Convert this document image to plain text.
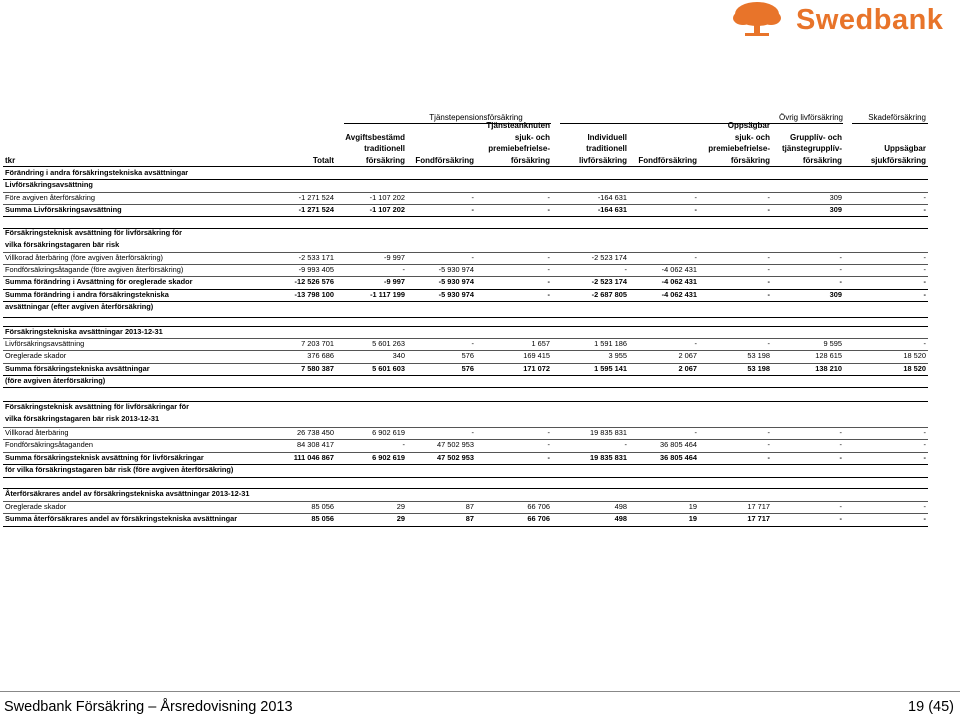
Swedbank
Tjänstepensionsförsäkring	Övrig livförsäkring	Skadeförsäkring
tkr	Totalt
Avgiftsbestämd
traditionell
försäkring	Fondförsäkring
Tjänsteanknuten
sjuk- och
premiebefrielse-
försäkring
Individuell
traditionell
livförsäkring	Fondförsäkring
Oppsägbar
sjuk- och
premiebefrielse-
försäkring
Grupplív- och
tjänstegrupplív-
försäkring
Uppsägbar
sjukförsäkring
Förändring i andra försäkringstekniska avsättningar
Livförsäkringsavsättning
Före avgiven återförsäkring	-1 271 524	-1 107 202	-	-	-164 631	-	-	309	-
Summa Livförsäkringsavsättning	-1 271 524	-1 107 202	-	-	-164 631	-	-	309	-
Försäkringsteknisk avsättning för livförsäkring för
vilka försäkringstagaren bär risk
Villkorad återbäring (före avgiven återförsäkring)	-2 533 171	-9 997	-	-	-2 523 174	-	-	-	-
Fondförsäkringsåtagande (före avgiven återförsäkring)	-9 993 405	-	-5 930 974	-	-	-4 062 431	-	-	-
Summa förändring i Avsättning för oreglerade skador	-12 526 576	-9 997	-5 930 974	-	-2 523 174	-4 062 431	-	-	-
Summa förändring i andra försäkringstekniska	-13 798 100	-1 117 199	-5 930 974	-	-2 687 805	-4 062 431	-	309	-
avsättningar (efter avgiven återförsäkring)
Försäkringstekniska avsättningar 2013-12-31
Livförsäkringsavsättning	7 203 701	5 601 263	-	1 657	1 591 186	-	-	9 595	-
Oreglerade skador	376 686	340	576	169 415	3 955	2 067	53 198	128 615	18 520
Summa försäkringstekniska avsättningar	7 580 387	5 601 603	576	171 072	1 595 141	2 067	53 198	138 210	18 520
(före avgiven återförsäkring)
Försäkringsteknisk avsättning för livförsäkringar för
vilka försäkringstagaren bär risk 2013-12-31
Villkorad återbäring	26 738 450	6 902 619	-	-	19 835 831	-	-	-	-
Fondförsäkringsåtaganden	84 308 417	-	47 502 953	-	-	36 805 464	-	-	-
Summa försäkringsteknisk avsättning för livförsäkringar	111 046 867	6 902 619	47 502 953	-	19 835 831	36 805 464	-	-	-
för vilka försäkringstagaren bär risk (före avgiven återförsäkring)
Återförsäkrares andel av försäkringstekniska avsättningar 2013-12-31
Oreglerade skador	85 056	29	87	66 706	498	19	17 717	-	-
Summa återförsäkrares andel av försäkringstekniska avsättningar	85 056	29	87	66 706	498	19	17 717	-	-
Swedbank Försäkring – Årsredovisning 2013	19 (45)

■ ■ ■ ■

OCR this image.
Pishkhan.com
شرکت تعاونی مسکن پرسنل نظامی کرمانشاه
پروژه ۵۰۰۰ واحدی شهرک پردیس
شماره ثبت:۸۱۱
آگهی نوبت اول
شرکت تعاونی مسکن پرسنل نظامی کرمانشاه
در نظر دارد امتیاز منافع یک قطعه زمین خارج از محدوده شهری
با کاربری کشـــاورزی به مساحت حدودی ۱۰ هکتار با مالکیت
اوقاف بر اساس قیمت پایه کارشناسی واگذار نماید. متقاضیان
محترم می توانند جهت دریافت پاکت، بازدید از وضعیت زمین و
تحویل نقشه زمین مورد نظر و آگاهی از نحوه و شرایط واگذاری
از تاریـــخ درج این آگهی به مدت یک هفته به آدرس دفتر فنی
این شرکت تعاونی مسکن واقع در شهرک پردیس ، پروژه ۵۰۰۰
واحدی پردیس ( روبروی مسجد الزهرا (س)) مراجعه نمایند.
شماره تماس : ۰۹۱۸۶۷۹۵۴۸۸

■ ■ ■ ■

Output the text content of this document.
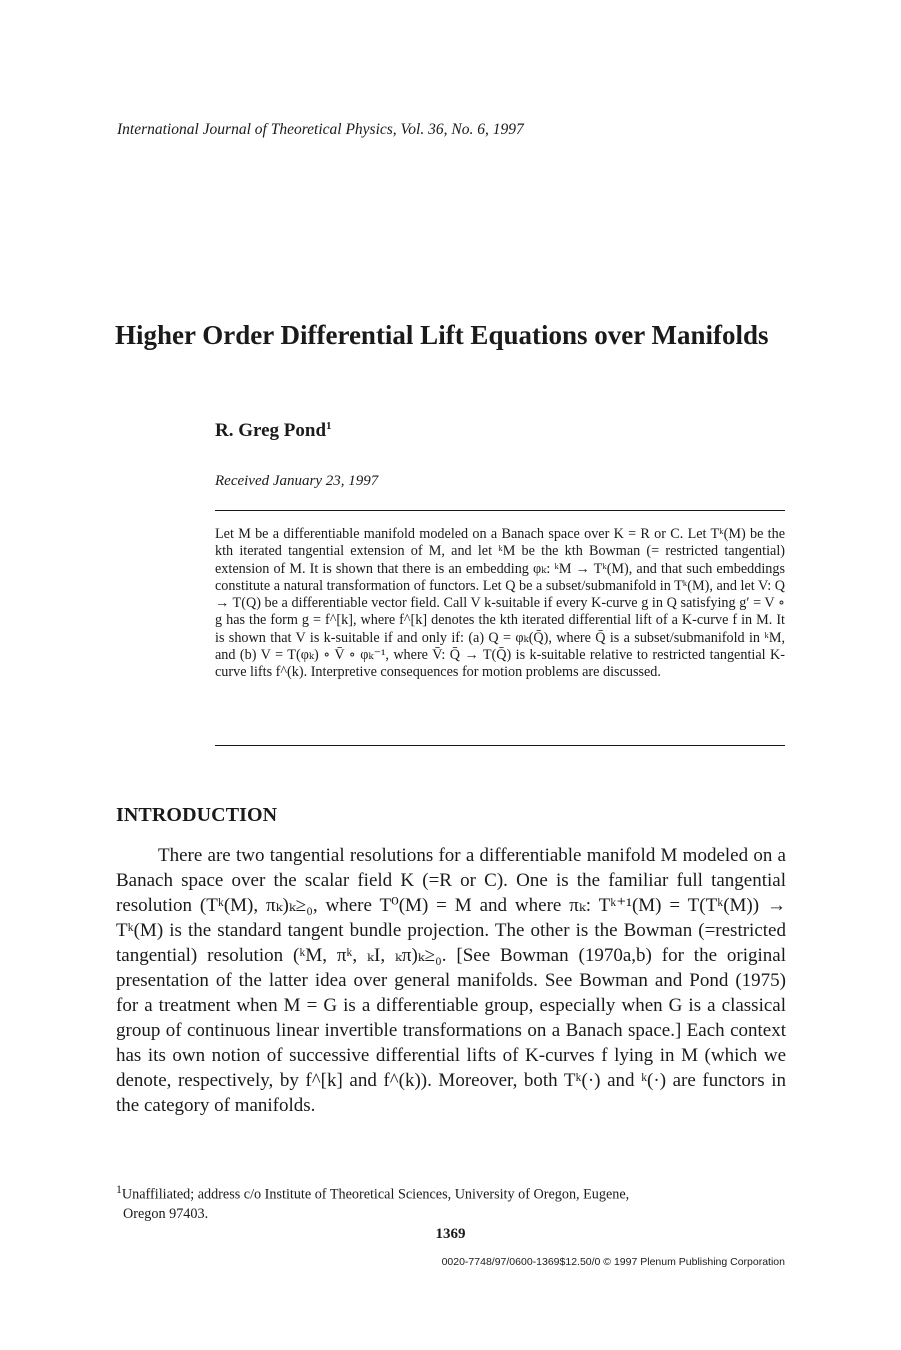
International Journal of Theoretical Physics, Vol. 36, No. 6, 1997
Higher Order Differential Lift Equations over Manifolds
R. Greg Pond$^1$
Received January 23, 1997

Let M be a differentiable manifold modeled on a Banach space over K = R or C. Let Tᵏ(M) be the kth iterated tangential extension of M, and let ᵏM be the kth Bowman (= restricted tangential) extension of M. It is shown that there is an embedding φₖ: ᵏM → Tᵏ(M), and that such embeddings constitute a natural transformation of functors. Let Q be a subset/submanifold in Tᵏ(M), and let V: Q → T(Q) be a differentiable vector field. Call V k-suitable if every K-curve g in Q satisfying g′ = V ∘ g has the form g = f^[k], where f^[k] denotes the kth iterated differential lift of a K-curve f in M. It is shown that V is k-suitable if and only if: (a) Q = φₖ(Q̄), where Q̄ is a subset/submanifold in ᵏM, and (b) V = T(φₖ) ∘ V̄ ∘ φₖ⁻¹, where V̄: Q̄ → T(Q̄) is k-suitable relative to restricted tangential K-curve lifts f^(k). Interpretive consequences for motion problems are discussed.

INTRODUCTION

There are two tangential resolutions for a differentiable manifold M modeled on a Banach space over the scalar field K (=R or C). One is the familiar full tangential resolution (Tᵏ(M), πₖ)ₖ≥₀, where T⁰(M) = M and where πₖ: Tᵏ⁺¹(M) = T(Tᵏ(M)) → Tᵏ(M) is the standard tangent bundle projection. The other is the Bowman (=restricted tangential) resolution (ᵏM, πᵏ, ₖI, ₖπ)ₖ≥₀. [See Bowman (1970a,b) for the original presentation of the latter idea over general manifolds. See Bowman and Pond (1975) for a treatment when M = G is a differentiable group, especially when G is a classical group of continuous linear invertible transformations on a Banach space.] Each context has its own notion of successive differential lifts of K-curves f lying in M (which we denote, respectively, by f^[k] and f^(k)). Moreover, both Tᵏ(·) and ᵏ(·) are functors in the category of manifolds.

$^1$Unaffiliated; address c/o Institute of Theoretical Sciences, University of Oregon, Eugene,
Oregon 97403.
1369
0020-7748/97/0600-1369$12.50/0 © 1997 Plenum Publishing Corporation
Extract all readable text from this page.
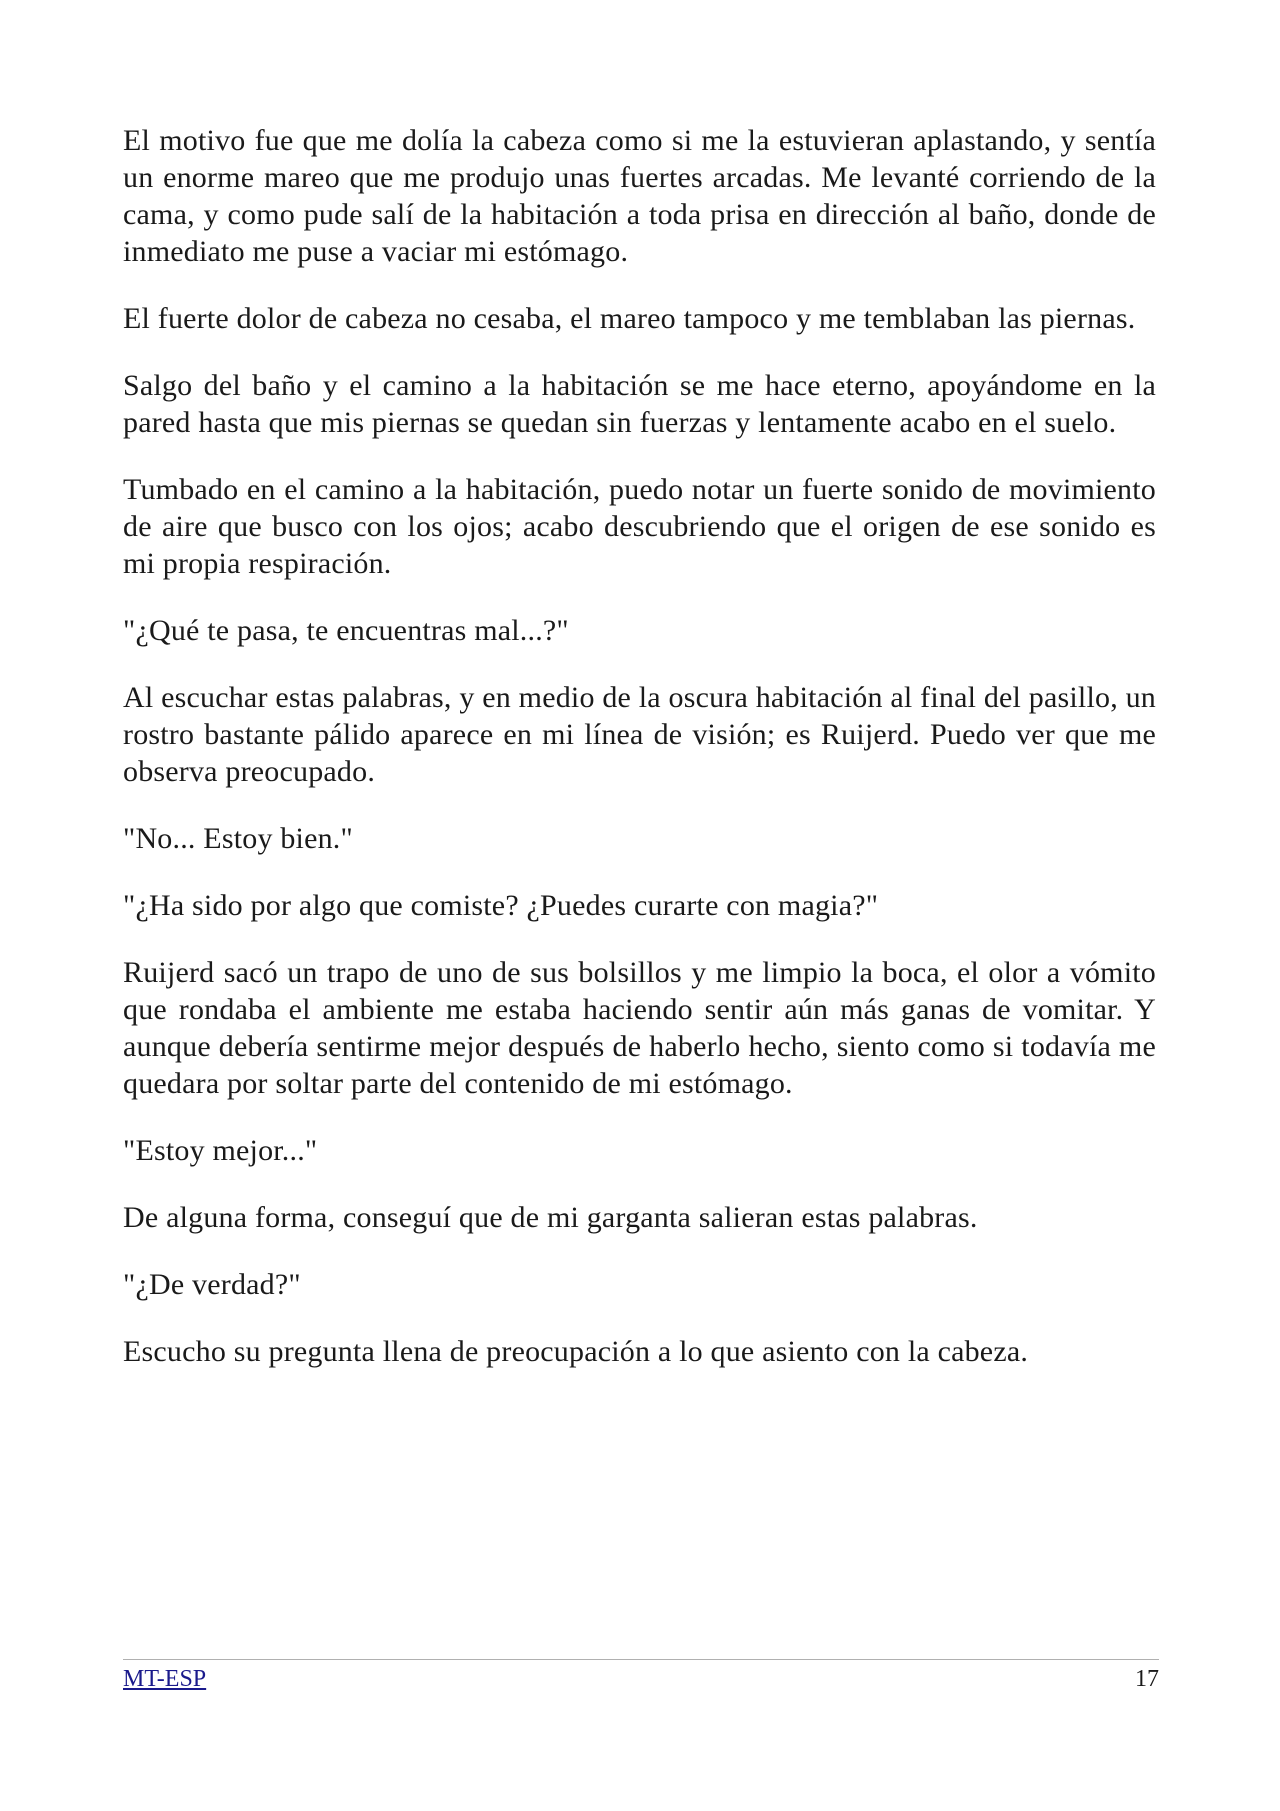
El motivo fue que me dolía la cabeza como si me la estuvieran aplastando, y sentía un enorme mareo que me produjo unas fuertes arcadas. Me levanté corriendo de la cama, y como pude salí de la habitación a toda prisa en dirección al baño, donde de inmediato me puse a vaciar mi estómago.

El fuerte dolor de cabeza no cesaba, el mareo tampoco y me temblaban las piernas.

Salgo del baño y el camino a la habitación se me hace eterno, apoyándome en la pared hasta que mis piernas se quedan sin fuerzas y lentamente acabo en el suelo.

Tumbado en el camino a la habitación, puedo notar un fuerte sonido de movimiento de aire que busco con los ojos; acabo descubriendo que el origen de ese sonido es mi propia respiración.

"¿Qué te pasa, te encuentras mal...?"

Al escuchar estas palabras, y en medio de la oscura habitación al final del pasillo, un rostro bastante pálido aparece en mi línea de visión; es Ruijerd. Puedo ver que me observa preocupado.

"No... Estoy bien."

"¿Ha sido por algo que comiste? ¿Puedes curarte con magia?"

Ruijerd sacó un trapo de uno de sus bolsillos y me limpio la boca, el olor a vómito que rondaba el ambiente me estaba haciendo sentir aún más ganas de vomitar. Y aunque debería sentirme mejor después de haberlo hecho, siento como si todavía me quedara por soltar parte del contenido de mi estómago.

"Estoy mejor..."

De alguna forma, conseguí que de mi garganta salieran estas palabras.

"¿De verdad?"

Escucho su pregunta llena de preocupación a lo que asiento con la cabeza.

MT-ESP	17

■ ■ ■ ■

* _Given problem_
Examine the entries and report how many of their lines contain the string "andra", giving no more than the number.

* _Output for this exercise_
2